(Task to carry out)
Quote the lines below exactly, from the one that holds "Transcribe this image's" through the final line of the records, and only those.

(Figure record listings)

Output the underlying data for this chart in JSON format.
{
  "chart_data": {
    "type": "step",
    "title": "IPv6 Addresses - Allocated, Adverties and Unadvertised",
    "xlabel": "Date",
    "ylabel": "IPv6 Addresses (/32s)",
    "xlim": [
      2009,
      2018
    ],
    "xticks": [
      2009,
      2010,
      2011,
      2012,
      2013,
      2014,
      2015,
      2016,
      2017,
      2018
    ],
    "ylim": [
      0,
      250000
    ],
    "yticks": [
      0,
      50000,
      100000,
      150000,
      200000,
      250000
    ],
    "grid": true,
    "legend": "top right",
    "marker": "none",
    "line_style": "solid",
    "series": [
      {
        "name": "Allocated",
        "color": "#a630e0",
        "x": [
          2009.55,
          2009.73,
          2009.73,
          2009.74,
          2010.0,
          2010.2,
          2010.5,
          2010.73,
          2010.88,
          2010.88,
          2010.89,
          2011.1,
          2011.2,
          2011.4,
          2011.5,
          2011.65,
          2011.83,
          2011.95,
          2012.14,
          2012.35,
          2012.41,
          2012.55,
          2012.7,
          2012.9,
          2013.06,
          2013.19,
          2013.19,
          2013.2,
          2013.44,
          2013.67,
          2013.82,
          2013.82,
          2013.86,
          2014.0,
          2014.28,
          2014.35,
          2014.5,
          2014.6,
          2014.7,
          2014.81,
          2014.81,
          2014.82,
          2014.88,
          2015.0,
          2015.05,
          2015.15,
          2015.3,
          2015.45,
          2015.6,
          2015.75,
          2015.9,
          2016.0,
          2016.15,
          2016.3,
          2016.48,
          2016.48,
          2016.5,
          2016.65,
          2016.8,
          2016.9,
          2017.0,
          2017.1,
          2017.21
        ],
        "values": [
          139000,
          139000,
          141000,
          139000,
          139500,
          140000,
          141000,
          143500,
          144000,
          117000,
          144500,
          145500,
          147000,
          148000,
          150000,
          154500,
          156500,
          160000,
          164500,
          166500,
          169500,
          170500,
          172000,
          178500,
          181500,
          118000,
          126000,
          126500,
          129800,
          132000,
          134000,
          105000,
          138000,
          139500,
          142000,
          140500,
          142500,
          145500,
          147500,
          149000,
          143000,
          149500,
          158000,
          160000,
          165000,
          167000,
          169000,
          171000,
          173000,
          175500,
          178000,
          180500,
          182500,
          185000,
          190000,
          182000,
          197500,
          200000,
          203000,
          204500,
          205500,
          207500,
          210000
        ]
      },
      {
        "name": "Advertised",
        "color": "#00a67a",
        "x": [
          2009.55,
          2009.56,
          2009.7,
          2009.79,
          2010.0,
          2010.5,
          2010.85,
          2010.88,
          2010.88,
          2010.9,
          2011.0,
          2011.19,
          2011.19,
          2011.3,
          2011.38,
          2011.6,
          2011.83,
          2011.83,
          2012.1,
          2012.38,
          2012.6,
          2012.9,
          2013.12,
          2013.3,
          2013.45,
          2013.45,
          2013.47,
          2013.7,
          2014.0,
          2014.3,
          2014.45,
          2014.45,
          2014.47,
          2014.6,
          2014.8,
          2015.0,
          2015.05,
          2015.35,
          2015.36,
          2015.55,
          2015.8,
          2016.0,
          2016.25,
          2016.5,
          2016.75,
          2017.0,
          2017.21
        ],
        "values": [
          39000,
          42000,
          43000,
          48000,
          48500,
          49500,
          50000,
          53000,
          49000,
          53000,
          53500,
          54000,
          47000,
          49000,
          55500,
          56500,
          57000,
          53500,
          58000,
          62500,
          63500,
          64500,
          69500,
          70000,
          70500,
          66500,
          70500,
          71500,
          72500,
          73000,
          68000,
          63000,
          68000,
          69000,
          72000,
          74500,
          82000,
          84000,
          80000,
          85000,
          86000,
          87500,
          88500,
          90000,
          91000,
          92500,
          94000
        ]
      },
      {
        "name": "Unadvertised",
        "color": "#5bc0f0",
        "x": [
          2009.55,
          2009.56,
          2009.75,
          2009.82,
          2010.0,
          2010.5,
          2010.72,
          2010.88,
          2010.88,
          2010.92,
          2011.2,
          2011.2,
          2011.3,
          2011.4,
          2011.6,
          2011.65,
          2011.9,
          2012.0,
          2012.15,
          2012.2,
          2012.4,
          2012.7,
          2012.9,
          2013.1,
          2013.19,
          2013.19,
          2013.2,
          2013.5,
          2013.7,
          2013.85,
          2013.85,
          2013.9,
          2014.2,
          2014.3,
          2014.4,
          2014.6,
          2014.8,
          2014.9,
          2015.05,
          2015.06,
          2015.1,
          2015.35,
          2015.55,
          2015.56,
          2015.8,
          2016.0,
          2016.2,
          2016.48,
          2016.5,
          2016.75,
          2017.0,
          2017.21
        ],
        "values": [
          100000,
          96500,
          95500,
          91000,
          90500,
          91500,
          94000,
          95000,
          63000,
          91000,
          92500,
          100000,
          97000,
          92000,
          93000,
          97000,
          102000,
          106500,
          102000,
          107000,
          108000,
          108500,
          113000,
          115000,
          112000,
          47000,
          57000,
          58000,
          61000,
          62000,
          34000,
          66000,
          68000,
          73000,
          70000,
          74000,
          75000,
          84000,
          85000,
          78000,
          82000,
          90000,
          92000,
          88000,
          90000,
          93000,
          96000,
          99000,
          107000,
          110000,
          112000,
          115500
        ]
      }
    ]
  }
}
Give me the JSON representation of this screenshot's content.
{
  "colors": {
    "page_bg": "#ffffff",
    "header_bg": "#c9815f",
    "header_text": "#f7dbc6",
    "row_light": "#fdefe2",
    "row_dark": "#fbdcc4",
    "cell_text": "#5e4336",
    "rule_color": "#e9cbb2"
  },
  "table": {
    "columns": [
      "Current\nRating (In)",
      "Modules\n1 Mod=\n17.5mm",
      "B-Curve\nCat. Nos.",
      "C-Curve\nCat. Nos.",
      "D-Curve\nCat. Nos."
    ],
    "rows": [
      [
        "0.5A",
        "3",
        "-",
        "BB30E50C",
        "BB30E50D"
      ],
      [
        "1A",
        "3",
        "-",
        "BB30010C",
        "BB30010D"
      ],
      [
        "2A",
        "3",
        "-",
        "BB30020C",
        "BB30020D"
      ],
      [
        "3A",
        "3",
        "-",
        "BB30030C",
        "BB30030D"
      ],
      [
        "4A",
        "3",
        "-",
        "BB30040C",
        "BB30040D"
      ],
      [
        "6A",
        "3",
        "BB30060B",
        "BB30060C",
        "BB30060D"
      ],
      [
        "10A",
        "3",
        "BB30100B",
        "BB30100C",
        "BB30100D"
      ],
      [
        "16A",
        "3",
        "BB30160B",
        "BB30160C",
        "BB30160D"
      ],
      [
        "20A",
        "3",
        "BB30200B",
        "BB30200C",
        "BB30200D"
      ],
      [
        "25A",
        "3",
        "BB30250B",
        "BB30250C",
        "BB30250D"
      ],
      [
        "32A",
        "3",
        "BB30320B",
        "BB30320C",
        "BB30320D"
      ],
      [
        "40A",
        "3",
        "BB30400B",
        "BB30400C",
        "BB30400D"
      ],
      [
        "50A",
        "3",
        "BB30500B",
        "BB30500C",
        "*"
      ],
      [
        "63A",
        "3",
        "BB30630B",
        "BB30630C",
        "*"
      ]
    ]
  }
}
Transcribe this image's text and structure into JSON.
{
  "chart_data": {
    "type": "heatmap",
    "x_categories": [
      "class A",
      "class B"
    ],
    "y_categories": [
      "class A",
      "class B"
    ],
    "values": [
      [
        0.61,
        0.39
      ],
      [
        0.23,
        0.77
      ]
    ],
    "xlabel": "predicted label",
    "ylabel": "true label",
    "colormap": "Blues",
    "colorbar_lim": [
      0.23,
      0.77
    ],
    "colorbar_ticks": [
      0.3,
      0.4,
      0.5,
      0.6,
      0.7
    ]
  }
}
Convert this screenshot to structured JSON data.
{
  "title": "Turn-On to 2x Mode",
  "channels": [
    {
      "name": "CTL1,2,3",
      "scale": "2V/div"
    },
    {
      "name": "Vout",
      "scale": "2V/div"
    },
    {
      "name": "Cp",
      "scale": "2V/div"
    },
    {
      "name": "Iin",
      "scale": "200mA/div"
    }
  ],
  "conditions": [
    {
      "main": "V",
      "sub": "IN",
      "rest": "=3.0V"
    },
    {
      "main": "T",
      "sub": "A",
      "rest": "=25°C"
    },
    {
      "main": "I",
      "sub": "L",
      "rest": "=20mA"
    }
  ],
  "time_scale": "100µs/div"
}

(Final result)
Transcribe this image's text and structure into JSON.
{
  "chart_data": {
    "type": "heatmap",
    "x_categories": [
      "class A",
      "class B"
    ],
    "y_categories": [
      "class A",
      "class B"
    ],
    "values": [
      [
        0.61,
        0.39
      ],
      [
        0.23,
        0.77
      ]
    ],
    "xlabel": "predicted label",
    "ylabel": "true label",
    "colormap": "Blues",
    "colorbar_lim": [
      0.23,
      0.77
    ],
    "colorbar_ticks": [
      0.3,
      0.4,
      0.5,
      0.6,
      0.7
    ]
  }
}
Convert this screenshot to structured JSON data.
{
  "title": "Turn-On to 2x Mode",
  "channels": [
    {
      "name": "CTL1,2,3",
      "scale": "2V/div"
    },
    {
      "name": "Vout",
      "scale": "2V/div"
    },
    {
      "name": "Cp",
      "scale": "2V/div"
    },
    {
      "name": "Iin",
      "scale": "200mA/div"
    }
  ],
  "conditions": [
    {
      "main": "V",
      "sub": "IN",
      "rest": "=3.0V"
    },
    {
      "main": "T",
      "sub": "A",
      "rest": "=25°C"
    },
    {
      "main": "I",
      "sub": "L",
      "rest": "=20mA"
    }
  ],
  "time_scale": "100µs/div"
}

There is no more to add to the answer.